■ INPUT ROWS:
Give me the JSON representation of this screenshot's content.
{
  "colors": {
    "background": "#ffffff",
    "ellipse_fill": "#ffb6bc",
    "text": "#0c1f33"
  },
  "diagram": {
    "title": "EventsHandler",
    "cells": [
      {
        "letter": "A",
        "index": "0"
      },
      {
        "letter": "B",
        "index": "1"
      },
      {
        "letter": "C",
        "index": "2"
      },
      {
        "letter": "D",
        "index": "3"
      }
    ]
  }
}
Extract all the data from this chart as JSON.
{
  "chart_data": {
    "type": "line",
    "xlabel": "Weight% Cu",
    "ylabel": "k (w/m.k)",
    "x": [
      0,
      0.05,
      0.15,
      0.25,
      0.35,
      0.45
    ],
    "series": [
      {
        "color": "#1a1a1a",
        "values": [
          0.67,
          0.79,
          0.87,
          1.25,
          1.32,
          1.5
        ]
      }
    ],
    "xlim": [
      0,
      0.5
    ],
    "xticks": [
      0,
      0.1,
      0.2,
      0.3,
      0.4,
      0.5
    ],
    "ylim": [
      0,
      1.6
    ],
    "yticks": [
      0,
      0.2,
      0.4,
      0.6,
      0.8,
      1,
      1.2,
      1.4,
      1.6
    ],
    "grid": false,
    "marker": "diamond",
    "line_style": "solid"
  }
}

■ DO THIS:
Each line above must be reproduced exactly as it stands.

■ REPLY TO THE EXERCISE:
Give me the JSON representation of this screenshot's content.
{
  "colors": {
    "background": "#ffffff",
    "ellipse_fill": "#ffb6bc",
    "text": "#0c1f33"
  },
  "diagram": {
    "title": "EventsHandler",
    "cells": [
      {
        "letter": "A",
        "index": "0"
      },
      {
        "letter": "B",
        "index": "1"
      },
      {
        "letter": "C",
        "index": "2"
      },
      {
        "letter": "D",
        "index": "3"
      }
    ]
  }
}
Extract all the data from this chart as JSON.
{
  "chart_data": {
    "type": "line",
    "xlabel": "Weight% Cu",
    "ylabel": "k (w/m.k)",
    "x": [
      0,
      0.05,
      0.15,
      0.25,
      0.35,
      0.45
    ],
    "series": [
      {
        "color": "#1a1a1a",
        "values": [
          0.67,
          0.79,
          0.87,
          1.25,
          1.32,
          1.5
        ]
      }
    ],
    "xlim": [
      0,
      0.5
    ],
    "xticks": [
      0,
      0.1,
      0.2,
      0.3,
      0.4,
      0.5
    ],
    "ylim": [
      0,
      1.6
    ],
    "yticks": [
      0,
      0.2,
      0.4,
      0.6,
      0.8,
      1,
      1.2,
      1.4,
      1.6
    ],
    "grid": false,
    "marker": "diamond",
    "line_style": "solid"
  }
}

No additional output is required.